__対象の文章__.
金正恩総書記が朝鮮人民軍(北朝鮮軍)の特殊部隊の訓練を視察したと、北朝鮮の国営メディアが3月29日に報じた。公開された映像では、実戦を想定した激しい対人戦闘訓練が確認され、いわば「見せる訓練」の典型といえる。

今回の報道では、女性特殊部隊による訓練という異例の演出が強い印象を残している。通常、この種の近接戦闘訓練は男性兵が中心となる。しかし、あえて女性兵を強調することで、「ここまで徹底する軍隊だ」という戦闘力と覚悟を内外に誇示する演出とみられる。

一方で印象的なのが、訓練を見守る金正恩氏の表情だ。緊張感が支配するはずの現場で、余裕の笑みどころか爆笑するなど、強烈な違和感を残す場面となっている。

また、細部に目を向けると、特殊部隊員でありながら女性兵の多くが整ったメイク姿で登場しており、ここにも「見せるための演出」が色濃く表れている。

そして今回、もう一つ見逃せないのが、これまで頻繁に軍事視察に同行してきた娘ジュエ氏の不在だ。金正恩氏は近年、女性を幹部に積極的に登用しており、男尊女卑とされる社会の中で、あえて女性を前面に押し出す動きが目立つ。

__提供データ__.
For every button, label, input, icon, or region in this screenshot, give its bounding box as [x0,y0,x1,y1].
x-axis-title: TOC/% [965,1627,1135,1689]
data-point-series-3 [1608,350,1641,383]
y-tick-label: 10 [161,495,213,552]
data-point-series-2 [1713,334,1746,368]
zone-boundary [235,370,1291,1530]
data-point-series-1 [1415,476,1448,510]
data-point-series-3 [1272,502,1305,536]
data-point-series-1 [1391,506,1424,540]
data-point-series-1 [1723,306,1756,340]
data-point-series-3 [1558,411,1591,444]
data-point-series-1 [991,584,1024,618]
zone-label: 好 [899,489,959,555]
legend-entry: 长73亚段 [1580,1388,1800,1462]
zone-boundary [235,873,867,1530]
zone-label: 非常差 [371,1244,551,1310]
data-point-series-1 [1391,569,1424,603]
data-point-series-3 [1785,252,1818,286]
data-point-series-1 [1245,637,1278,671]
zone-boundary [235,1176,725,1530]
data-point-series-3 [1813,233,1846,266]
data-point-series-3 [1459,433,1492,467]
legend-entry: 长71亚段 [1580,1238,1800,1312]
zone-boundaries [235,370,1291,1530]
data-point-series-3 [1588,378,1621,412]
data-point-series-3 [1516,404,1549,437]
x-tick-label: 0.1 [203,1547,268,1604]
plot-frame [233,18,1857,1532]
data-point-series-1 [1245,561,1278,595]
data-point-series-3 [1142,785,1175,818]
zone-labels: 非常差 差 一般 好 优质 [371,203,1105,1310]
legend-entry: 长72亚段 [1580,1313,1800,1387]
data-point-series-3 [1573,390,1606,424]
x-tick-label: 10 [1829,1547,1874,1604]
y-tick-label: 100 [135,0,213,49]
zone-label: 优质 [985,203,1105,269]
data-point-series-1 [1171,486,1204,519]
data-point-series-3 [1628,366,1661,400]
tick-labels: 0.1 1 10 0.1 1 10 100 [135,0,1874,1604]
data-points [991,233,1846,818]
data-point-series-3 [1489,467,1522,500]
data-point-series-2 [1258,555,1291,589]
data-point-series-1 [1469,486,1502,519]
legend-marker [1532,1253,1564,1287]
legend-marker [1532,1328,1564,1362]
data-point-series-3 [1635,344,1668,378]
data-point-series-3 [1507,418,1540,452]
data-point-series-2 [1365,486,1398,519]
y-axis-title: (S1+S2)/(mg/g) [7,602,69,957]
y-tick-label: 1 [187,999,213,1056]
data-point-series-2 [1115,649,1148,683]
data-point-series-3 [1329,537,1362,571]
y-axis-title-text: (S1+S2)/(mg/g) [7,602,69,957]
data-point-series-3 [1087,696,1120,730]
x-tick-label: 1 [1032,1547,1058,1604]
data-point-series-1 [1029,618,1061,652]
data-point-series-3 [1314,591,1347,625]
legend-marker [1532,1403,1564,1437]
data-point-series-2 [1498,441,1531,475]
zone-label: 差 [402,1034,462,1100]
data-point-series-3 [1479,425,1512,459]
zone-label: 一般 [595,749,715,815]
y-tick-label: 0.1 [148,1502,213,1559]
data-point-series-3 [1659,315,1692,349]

__課題の内容__.
[1] 特殊部隊の訓練視察についての文章にある「通常、この種の近接戦闘訓練は男性兵が中心となる。」という一文を英語に訳せ。
[2] 特殊部隊の訓練視察についての文章の続きを、最後の文の後から書け。

__あなたの回答__.
[1] Normally, this kind of close-quarters combat training is centered on male soldiers.

[2]
(参考記事:北朝鮮女性を苦しめる「マダラス」と呼ばれる性上納行為

今回の女性特殊部隊の演出もその延長線上にあり、単なる軍事誇示にとどまらず、将来的な「ジュエ体制」を見据えた環境づくり、いわば布石として位置づけることができる。

それだけに、ジュエ氏の不在は強い違和感を残す。北朝鮮は今、「見せるもの」と「見せないもの」を徹底的に使い分けている。女性兵による暴力的な訓練は誇示しながら、後継を象徴する存在はあえて隠す。そのコントロールこそが、ジュエ後継体制へのメッセージなのかもしれない。